┌─ Data section
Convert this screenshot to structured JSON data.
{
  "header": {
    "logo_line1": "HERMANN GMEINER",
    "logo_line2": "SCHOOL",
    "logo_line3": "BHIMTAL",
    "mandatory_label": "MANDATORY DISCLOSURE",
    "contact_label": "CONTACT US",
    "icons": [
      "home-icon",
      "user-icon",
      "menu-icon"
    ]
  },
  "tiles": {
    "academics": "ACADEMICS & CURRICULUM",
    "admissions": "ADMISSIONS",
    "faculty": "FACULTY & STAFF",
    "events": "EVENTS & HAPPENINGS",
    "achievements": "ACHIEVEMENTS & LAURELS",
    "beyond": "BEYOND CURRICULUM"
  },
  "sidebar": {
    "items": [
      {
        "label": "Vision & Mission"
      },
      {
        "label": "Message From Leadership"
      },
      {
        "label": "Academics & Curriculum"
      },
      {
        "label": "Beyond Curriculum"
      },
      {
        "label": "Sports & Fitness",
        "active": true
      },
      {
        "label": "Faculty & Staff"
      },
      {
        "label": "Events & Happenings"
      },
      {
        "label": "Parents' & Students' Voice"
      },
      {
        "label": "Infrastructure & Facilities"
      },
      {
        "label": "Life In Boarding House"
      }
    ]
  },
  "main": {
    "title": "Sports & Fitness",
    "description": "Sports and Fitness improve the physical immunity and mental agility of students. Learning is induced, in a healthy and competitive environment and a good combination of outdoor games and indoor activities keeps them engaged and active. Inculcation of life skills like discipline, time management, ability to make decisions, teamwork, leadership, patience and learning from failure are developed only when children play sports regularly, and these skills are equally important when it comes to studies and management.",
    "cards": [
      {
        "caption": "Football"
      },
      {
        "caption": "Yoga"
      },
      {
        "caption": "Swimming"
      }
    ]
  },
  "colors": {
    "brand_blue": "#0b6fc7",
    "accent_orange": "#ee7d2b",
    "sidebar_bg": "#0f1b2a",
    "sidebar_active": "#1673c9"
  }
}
└─
┌─ Data section
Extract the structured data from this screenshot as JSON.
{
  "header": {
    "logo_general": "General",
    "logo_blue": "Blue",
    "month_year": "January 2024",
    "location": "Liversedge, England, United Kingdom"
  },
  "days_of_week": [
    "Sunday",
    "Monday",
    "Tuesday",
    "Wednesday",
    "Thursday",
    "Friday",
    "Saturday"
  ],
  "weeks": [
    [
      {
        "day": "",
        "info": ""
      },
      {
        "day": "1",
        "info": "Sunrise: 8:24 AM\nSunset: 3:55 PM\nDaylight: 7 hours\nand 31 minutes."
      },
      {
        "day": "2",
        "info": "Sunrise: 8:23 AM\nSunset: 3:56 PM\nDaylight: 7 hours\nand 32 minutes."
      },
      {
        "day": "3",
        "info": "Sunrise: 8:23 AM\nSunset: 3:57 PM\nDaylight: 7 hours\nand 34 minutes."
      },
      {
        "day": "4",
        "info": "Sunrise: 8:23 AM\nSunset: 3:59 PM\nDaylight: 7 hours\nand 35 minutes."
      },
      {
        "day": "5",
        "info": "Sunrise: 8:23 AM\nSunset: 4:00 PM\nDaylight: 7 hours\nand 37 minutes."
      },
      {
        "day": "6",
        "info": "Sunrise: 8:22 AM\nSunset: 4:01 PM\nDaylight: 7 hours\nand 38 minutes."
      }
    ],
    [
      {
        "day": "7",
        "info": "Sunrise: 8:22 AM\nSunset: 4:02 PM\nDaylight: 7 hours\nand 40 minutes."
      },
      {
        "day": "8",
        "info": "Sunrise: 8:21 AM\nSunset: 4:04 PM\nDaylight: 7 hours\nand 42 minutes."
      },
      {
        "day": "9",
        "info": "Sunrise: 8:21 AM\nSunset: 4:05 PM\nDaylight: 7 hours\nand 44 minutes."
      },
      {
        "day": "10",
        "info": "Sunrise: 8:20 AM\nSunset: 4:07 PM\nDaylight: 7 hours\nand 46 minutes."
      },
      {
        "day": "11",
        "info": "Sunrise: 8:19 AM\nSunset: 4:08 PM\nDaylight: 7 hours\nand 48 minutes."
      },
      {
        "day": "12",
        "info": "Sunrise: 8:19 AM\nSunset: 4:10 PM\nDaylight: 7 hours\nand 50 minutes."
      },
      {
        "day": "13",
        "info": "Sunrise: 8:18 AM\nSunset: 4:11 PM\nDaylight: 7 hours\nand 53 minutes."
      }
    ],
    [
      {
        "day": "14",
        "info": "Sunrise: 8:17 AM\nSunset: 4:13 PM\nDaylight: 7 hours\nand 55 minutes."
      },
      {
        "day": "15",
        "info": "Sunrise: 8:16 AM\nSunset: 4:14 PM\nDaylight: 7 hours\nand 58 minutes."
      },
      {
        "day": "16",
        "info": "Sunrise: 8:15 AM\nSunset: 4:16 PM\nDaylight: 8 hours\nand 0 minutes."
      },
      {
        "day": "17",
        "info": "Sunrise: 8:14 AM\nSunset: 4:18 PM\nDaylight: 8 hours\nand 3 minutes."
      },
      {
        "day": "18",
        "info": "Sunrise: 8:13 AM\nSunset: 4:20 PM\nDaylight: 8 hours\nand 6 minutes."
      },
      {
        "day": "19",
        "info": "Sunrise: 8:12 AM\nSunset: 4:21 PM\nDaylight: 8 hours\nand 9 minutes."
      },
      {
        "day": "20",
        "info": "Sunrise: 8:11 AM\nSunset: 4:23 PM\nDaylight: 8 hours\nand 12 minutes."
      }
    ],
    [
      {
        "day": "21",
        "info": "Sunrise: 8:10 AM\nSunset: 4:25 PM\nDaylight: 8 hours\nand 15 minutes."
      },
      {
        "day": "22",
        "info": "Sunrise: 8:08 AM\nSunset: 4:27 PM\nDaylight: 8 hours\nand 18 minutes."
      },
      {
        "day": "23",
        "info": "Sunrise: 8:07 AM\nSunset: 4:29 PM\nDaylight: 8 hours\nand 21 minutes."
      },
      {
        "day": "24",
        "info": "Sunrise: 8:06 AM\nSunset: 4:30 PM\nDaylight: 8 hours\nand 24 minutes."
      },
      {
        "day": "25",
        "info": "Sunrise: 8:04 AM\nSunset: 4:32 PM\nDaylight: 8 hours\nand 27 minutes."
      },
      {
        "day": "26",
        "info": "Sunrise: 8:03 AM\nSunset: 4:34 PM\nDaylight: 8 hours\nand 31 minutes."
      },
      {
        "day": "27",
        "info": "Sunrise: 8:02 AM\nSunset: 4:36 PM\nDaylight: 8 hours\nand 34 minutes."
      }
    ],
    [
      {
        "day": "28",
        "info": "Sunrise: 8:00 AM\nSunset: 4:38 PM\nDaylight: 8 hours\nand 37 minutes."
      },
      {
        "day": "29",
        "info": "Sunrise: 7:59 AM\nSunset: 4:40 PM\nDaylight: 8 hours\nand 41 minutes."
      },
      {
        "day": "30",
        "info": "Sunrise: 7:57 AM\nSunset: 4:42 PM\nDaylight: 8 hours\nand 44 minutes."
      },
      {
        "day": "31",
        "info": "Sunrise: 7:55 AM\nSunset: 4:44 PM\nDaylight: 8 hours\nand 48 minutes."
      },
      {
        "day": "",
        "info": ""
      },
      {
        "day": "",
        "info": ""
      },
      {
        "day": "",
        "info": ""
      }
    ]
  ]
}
└─
Problem to work on: Which lines of the material contain the string "caption"? List each of them.

Solution to the problem:
        "caption": "Football"
        "caption": "Yoga"
        "caption": "Swimming"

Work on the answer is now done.